▶ [Material supplied]
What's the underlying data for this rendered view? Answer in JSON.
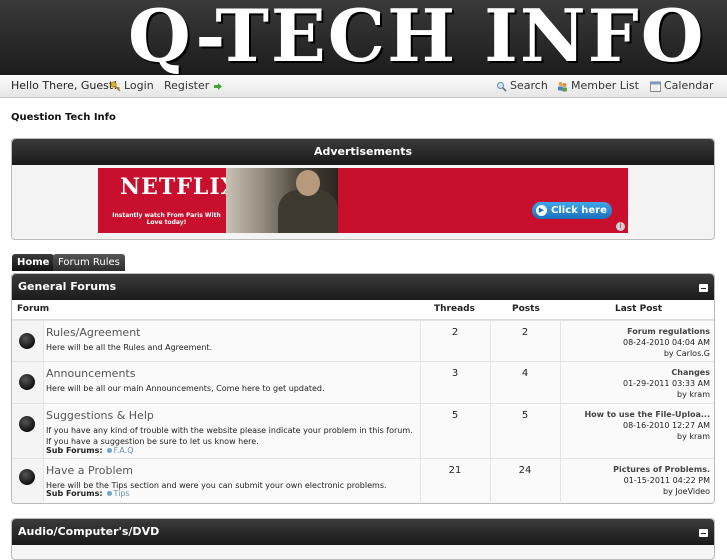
{
  "header": {
    "logo_text": "Q-TECH INFO"
  },
  "topbar": {
    "greeting": "Hello There, Guest!",
    "login": "Login",
    "register": "Register",
    "search": "Search",
    "member_list": "Member List",
    "calendar": "Calendar"
  },
  "breadcrumb": "Question Tech Info",
  "ads": {
    "title": "Advertisements",
    "banner": {
      "brand": "NETFLIX",
      "tagline": "Instantly watch From Paris With Love today!",
      "button": "Click here",
      "info": "i"
    }
  },
  "tabs": [
    {
      "label": "Home",
      "active": true
    },
    {
      "label": "Forum Rules",
      "active": false
    }
  ],
  "general": {
    "title": "General Forums",
    "columns": {
      "forum": "Forum",
      "threads": "Threads",
      "posts": "Posts",
      "last_post": "Last Post"
    },
    "forums": [
      {
        "name": "Rules/Agreement",
        "description": "Here will be all the Rules and Agreement.",
        "threads": "2",
        "posts": "2",
        "last_post": {
          "title": "Forum regulations",
          "date": "08-24-2010 04:04 AM",
          "by": "by Carlos.G"
        }
      },
      {
        "name": "Announcements",
        "description": "Here will be all our main Announcements, Come here to get updated.",
        "threads": "3",
        "posts": "4",
        "last_post": {
          "title": "Changes",
          "date": "01-29-2011 03:33 AM",
          "by": "by kram"
        }
      },
      {
        "name": "Suggestions & Help",
        "description": "If you have any kind of trouble with the website please indicate your problem in this forum. If you have a suggestion be sure to let us know here.",
        "sub_label": "Sub Forums:",
        "sub_forum": "F.A.Q",
        "threads": "5",
        "posts": "5",
        "last_post": {
          "title": "How to use the File-Uploa...",
          "date": "08-16-2010 12:27 AM",
          "by": "by kram"
        }
      },
      {
        "name": "Have a Problem",
        "description": "Here will be the Tips section and were you can submit your own electronic problems.",
        "sub_label": "Sub Forums:",
        "sub_forum": "Tips",
        "threads": "21",
        "posts": "24",
        "last_post": {
          "title": "Pictures of Problems.",
          "date": "01-15-2011 04:22 PM",
          "by": "by JoeVideo"
        }
      }
    ]
  },
  "audio_section": {
    "title": "Audio/Computer's/DVD"
  }
}
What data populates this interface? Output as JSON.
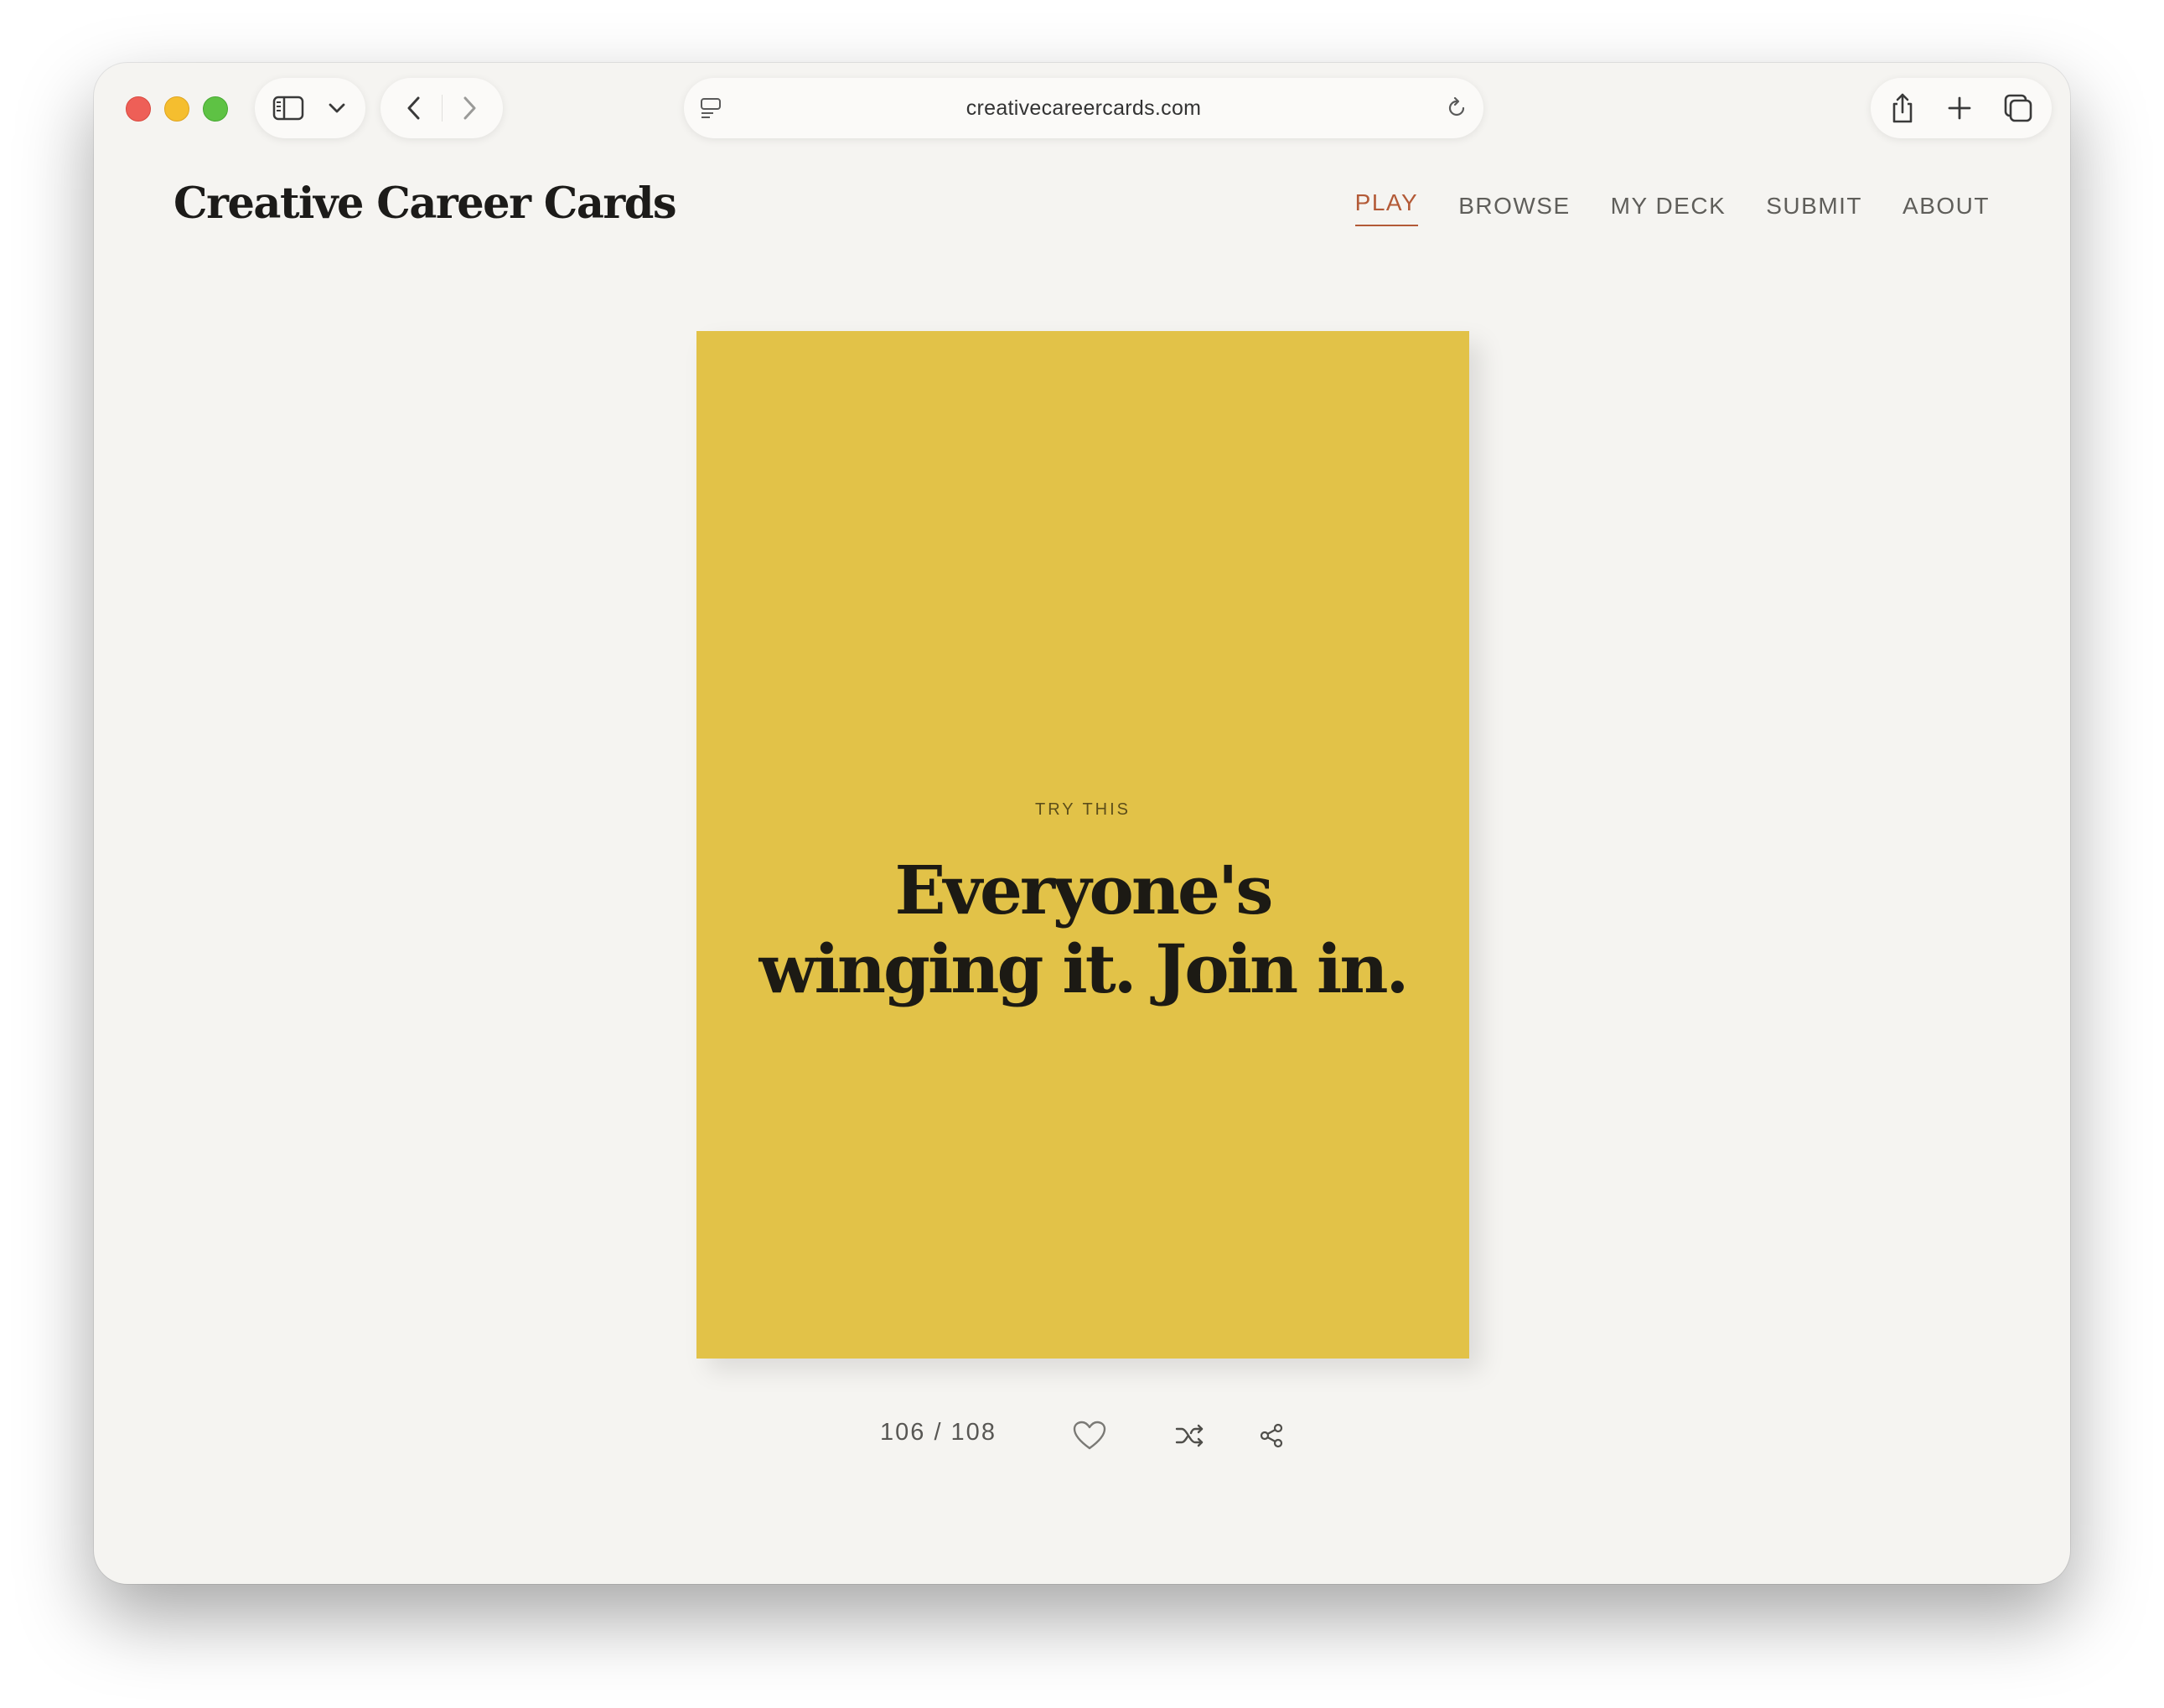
{
  "browser": {
    "url": "creativecareercards.com"
  },
  "site": {
    "logo": "Creative Career Cards",
    "nav": [
      {
        "label": "PLAY",
        "active": true
      },
      {
        "label": "BROWSE",
        "active": false
      },
      {
        "label": "MY DECK",
        "active": false
      },
      {
        "label": "SUBMIT",
        "active": false
      },
      {
        "label": "ABOUT",
        "active": false
      }
    ]
  },
  "card": {
    "eyebrow": "TRY THIS",
    "headline_line1": "Everyone's",
    "headline_line2": "winging it. Join in.",
    "color": "#e2c248"
  },
  "controls": {
    "counter": "106 / 108",
    "icons": [
      "heart-icon",
      "shuffle-icon",
      "share-icon"
    ]
  },
  "colors": {
    "accent": "#b35a37",
    "page_bg": "#f5f4f1",
    "text": "#1c1b19"
  }
}
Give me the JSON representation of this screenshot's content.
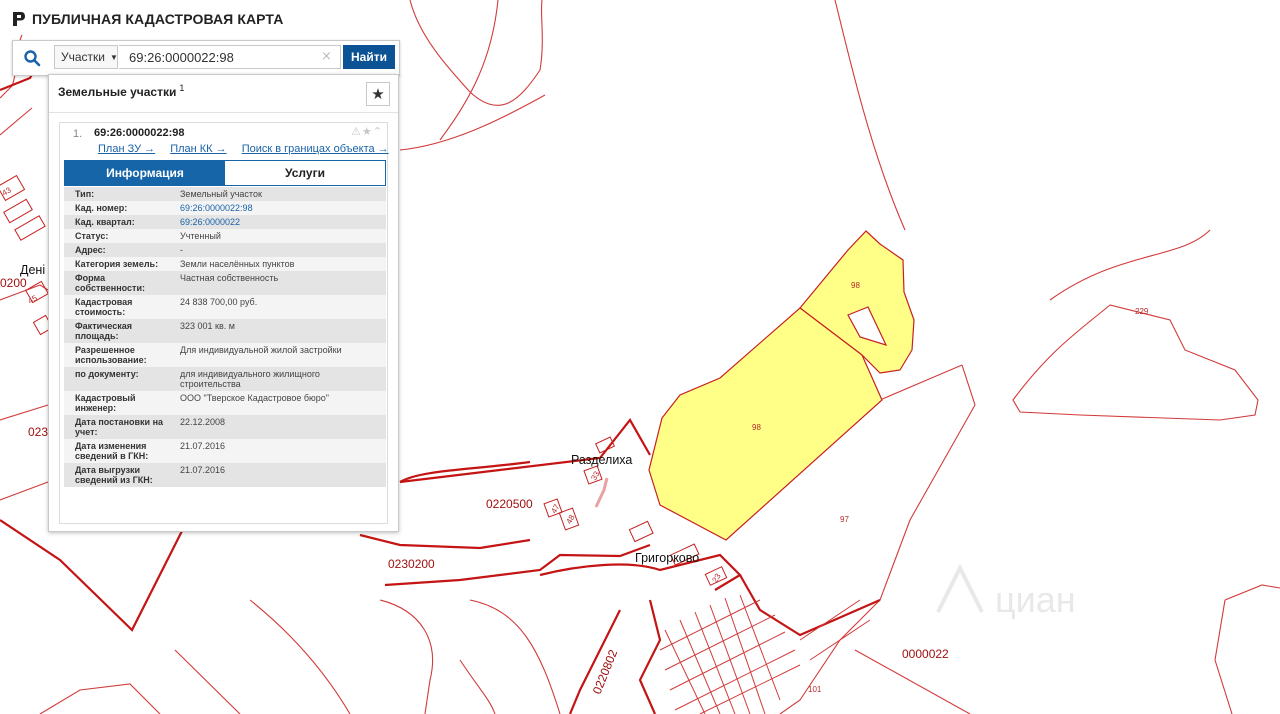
{
  "app": {
    "title": "ПУБЛИЧНАЯ КАДАСТРОВАЯ КАРТА"
  },
  "search": {
    "type_label": "Участки",
    "query": "69:26:0000022:98",
    "clear_glyph": "×",
    "submit_label": "Найти"
  },
  "panel": {
    "title": "Земельные участки",
    "count": "1",
    "favorite_glyph": "★"
  },
  "result": {
    "index": "1.",
    "cad_number": "69:26:0000022:98",
    "icons": "⚠★⌃",
    "links": [
      "План ЗУ →",
      "План КК →",
      "Поиск в границах объекта →"
    ],
    "tabs": [
      {
        "label": "Информация",
        "active": true
      },
      {
        "label": "Услуги",
        "active": false
      }
    ],
    "fields": [
      {
        "label": "Тип:",
        "value": "Земельный участок"
      },
      {
        "label": "Кад. номер:",
        "value": "69:26:0000022:98",
        "is_link": true
      },
      {
        "label": "Кад. квартал:",
        "value": "69:26:0000022",
        "is_link": true
      },
      {
        "label": "Статус:",
        "value": "Учтенный"
      },
      {
        "label": "Адрес:",
        "value": "-"
      },
      {
        "label": "Категория земель:",
        "value": "Земли населённых пунктов"
      },
      {
        "label": "Форма собственности:",
        "value": "Частная собственность"
      },
      {
        "label": "Кадастровая стоимость:",
        "value": "24 838 700,00 руб."
      },
      {
        "label": "Фактическая площадь:",
        "value": "323 001 кв. м"
      },
      {
        "label": "Разрешенное использование:",
        "value": "Для индивидуальной жилой застройки"
      },
      {
        "label": "по документу:",
        "value": "для индивидуального жилищного строительства"
      },
      {
        "label": "Кадастровый инженер:",
        "value": "ООО \"Тверское Кадастровое бюро\""
      },
      {
        "label": "Дата постановки на учет:",
        "value": "22.12.2008"
      },
      {
        "label": "Дата изменения сведений в ГКН:",
        "value": "21.07.2016"
      },
      {
        "label": "Дата выгрузки сведений из ГКН:",
        "value": "21.07.2016"
      }
    ]
  },
  "map": {
    "places": [
      "Разделиха",
      "Григорково",
      "Дені"
    ],
    "quarters": [
      "0220500",
      "0230200",
      "0220802",
      "0000022",
      "0200",
      "023"
    ],
    "parcels": [
      "98",
      "98",
      "97",
      "229",
      "101",
      "43",
      "45",
      "47",
      "48",
      "33",
      "23"
    ],
    "watermark": "циан"
  },
  "colors": {
    "boundary": "#cc1f1f",
    "selected_fill": "#ffff88",
    "accent": "#0b5394"
  }
}
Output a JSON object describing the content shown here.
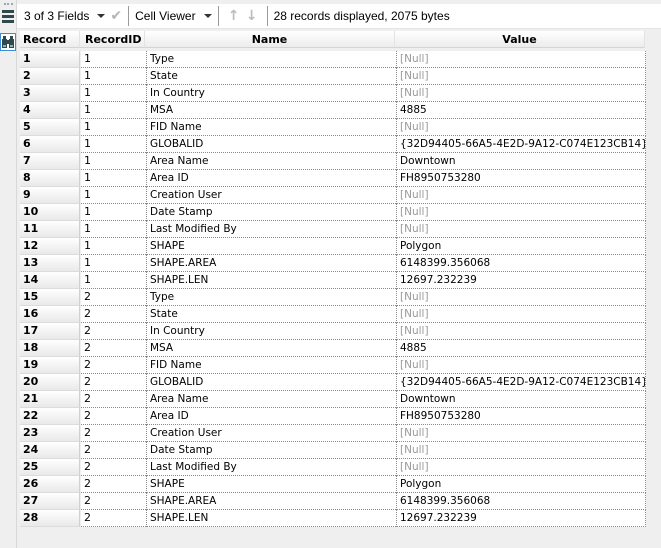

▶ [Exercise directions] Copy out every line that includes the word "сведений".

▶ [Reply to the task]
        "label": "Дата изменения сведений в ГКН:",
        "label": "Дата выгрузки сведений из ГКН:",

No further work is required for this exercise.